▶ Directions for this task
Set out every line bearing the string "https".

▶ Input material
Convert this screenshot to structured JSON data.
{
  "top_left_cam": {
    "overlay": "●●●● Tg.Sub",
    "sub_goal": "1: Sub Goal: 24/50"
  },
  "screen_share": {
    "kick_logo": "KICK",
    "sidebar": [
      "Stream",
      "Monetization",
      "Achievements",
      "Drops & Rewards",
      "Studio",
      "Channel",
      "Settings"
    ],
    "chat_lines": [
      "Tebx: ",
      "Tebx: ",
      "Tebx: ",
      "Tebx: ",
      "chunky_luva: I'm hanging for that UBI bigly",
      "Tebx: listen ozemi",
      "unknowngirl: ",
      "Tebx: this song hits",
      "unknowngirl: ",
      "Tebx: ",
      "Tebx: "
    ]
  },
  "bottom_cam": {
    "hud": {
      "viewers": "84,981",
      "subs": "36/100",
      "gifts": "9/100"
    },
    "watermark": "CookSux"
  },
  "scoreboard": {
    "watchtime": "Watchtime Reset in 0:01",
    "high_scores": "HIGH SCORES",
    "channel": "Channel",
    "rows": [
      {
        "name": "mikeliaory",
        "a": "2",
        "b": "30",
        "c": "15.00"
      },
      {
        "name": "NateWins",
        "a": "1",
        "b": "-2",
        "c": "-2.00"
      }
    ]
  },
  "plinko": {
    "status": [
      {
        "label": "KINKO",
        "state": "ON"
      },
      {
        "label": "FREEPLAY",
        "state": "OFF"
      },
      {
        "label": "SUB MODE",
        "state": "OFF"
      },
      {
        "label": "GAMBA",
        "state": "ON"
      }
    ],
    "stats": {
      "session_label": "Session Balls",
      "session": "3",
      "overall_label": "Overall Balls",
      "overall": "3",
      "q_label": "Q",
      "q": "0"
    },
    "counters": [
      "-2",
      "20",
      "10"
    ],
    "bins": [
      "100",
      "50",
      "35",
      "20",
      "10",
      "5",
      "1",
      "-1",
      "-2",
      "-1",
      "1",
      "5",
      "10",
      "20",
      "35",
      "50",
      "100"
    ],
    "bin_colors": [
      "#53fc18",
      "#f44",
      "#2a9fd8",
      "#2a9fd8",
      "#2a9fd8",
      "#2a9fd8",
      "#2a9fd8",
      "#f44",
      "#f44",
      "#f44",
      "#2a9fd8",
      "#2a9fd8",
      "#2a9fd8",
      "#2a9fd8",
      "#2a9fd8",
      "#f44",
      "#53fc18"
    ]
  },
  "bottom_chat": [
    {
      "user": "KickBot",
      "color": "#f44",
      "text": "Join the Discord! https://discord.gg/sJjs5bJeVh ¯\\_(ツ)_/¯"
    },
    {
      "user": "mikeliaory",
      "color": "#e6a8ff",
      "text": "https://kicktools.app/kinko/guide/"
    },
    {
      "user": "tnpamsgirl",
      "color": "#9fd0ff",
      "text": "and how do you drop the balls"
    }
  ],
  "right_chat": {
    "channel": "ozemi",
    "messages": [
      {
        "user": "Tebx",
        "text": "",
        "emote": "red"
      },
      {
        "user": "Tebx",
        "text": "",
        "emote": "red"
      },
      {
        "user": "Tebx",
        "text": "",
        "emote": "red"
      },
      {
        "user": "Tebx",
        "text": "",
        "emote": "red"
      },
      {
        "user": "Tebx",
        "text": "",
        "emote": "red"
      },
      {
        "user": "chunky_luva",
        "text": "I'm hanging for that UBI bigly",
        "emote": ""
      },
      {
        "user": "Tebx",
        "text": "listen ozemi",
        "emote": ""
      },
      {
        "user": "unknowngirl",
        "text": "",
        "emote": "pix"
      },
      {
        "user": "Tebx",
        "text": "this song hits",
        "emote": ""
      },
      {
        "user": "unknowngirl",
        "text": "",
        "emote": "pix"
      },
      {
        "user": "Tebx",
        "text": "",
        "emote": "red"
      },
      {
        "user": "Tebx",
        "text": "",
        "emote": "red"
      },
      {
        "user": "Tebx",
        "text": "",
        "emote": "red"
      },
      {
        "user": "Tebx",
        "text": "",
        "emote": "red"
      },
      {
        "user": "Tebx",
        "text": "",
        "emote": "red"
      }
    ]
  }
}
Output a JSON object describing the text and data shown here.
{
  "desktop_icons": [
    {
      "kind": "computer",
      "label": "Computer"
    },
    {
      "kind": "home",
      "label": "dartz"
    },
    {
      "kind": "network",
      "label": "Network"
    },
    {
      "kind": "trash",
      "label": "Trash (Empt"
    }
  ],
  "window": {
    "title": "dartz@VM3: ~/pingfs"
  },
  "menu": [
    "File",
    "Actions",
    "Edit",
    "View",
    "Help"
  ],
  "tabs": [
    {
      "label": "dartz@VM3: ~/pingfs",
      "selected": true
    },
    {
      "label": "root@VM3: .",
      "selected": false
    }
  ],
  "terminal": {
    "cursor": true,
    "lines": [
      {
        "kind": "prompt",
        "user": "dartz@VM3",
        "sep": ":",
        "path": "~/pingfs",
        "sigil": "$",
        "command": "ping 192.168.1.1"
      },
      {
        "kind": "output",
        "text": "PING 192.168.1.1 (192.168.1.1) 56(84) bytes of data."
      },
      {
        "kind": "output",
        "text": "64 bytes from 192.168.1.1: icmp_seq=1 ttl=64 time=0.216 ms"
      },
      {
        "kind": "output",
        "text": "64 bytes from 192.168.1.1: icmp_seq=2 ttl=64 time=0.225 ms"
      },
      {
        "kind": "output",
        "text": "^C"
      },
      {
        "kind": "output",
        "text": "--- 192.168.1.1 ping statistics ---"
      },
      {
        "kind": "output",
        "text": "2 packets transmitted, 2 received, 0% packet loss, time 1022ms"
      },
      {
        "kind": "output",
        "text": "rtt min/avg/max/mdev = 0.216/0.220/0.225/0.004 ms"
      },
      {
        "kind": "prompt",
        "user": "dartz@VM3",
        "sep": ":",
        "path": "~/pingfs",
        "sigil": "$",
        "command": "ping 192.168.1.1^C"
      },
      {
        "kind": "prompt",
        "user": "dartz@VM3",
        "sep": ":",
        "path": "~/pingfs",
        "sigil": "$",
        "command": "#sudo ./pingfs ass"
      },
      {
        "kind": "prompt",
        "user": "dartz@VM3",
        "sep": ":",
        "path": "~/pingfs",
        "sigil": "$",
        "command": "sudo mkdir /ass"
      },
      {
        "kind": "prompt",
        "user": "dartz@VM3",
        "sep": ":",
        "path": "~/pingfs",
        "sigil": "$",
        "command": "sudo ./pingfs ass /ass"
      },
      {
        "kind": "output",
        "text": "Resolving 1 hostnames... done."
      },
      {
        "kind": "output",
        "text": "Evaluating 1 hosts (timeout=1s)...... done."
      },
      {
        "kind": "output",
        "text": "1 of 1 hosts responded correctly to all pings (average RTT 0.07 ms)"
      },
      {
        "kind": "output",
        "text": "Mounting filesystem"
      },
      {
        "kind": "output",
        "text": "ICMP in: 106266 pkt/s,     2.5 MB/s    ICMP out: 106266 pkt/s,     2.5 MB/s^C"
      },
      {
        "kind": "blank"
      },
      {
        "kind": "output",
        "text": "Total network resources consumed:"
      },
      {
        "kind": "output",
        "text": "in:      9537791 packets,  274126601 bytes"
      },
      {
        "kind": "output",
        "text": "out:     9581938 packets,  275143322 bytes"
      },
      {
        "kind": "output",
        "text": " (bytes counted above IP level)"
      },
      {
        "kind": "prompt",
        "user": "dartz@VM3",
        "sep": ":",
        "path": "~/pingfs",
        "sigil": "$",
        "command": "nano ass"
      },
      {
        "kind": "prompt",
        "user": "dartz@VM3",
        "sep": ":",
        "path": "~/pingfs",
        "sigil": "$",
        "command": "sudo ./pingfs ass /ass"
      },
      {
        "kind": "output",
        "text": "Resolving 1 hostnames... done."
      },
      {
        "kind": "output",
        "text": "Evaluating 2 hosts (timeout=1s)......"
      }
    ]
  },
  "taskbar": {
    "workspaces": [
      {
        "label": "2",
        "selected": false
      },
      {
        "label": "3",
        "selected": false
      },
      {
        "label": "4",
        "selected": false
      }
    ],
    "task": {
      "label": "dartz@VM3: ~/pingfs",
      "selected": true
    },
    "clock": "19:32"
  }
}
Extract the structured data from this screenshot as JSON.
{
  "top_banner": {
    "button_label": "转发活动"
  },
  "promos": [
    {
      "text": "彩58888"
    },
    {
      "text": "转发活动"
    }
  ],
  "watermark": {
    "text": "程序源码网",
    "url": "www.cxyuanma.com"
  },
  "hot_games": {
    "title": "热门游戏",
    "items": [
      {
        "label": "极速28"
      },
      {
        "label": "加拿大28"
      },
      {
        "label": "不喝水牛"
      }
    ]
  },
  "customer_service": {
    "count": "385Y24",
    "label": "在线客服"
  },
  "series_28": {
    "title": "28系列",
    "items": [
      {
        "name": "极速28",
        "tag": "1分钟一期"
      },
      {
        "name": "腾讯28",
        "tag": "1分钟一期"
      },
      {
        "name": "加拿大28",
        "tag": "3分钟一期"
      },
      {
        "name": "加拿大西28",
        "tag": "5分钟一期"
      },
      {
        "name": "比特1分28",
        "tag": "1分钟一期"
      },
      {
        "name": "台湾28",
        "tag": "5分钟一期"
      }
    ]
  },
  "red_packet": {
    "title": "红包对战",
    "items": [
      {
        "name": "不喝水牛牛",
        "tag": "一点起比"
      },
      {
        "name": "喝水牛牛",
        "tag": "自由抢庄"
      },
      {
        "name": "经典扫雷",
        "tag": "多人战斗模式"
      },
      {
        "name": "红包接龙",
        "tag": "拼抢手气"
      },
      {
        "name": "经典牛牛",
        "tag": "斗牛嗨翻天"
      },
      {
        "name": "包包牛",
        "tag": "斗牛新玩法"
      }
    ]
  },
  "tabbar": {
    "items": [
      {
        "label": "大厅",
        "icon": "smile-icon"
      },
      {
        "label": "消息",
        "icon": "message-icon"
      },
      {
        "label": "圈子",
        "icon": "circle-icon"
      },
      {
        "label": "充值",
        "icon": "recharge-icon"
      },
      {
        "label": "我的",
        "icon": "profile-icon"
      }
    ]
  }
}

▶ Output for this exercise
      "text": "Join the Discord! https://discord.gg/sJjs5bJeVh ¯\\_(ツ)_/¯"
      "text": "https://kicktools.app/kinko/guide/"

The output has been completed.